## PROMPT:
Skip the images and return the records below exactly.
--- BEGIN INFORMATION SUPPLIED ---
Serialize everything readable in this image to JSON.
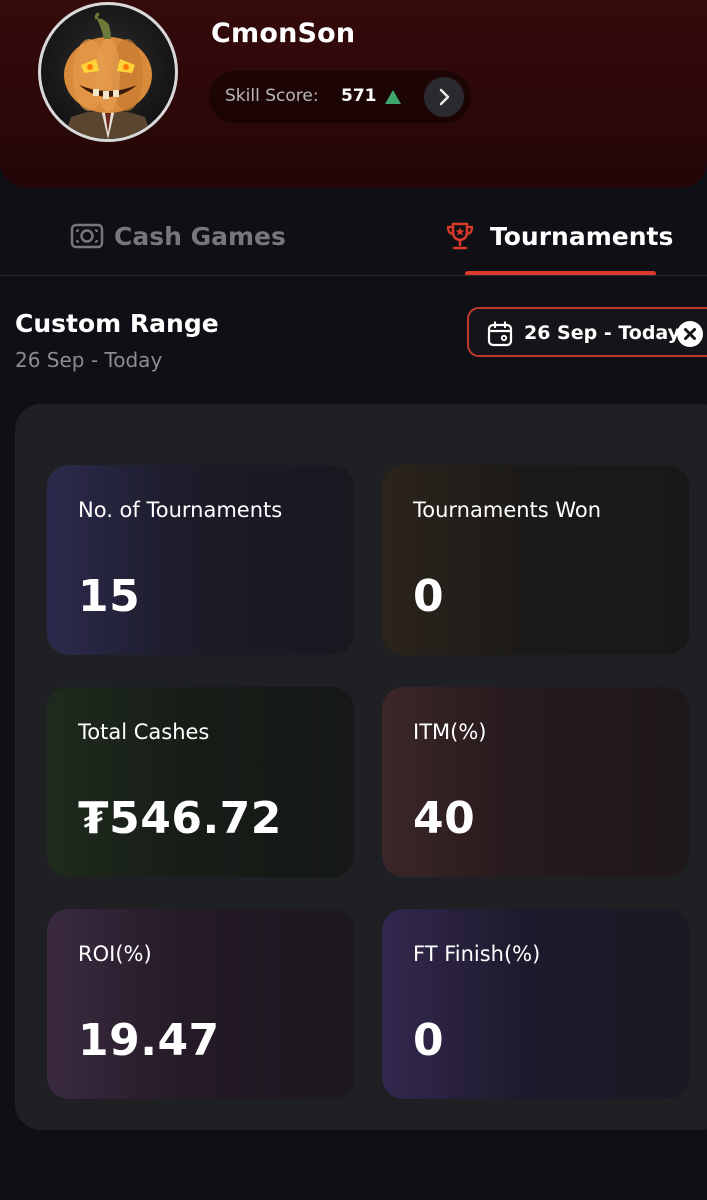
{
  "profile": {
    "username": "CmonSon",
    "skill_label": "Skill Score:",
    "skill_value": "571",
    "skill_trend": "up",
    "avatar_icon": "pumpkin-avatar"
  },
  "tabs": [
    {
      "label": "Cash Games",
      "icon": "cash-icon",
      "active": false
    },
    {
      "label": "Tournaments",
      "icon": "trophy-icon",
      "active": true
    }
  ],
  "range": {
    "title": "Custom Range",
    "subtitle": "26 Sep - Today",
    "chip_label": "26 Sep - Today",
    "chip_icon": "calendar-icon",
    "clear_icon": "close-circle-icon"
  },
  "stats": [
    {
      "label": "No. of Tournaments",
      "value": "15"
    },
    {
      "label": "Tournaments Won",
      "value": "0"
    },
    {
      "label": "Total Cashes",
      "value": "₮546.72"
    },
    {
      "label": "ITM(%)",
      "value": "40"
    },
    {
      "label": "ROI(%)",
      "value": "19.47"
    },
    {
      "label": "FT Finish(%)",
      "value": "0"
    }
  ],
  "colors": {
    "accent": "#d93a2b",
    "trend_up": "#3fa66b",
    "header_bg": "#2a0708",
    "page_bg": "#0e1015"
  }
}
--- END INFORMATION SUPPLIED ---
## RESULT OF THE TASK:
Serialize everything readable in this image to JSON.
{
  "profile": {
    "username": "CmonSon",
    "skill_label": "Skill Score:",
    "skill_value": "571",
    "skill_trend": "up",
    "avatar_icon": "pumpkin-avatar"
  },
  "tabs": [
    {
      "label": "Cash Games",
      "icon": "cash-icon",
      "active": false
    },
    {
      "label": "Tournaments",
      "icon": "trophy-icon",
      "active": true
    }
  ],
  "range": {
    "title": "Custom Range",
    "subtitle": "26 Sep - Today",
    "chip_label": "26 Sep - Today",
    "chip_icon": "calendar-icon",
    "clear_icon": "close-circle-icon"
  },
  "stats": [
    {
      "label": "No. of Tournaments",
      "value": "15"
    },
    {
      "label": "Tournaments Won",
      "value": "0"
    },
    {
      "label": "Total Cashes",
      "value": "₮546.72"
    },
    {
      "label": "ITM(%)",
      "value": "40"
    },
    {
      "label": "ROI(%)",
      "value": "19.47"
    },
    {
      "label": "FT Finish(%)",
      "value": "0"
    }
  ],
  "colors": {
    "accent": "#d93a2b",
    "trend_up": "#3fa66b",
    "header_bg": "#2a0708",
    "page_bg": "#0e1015"
  }
}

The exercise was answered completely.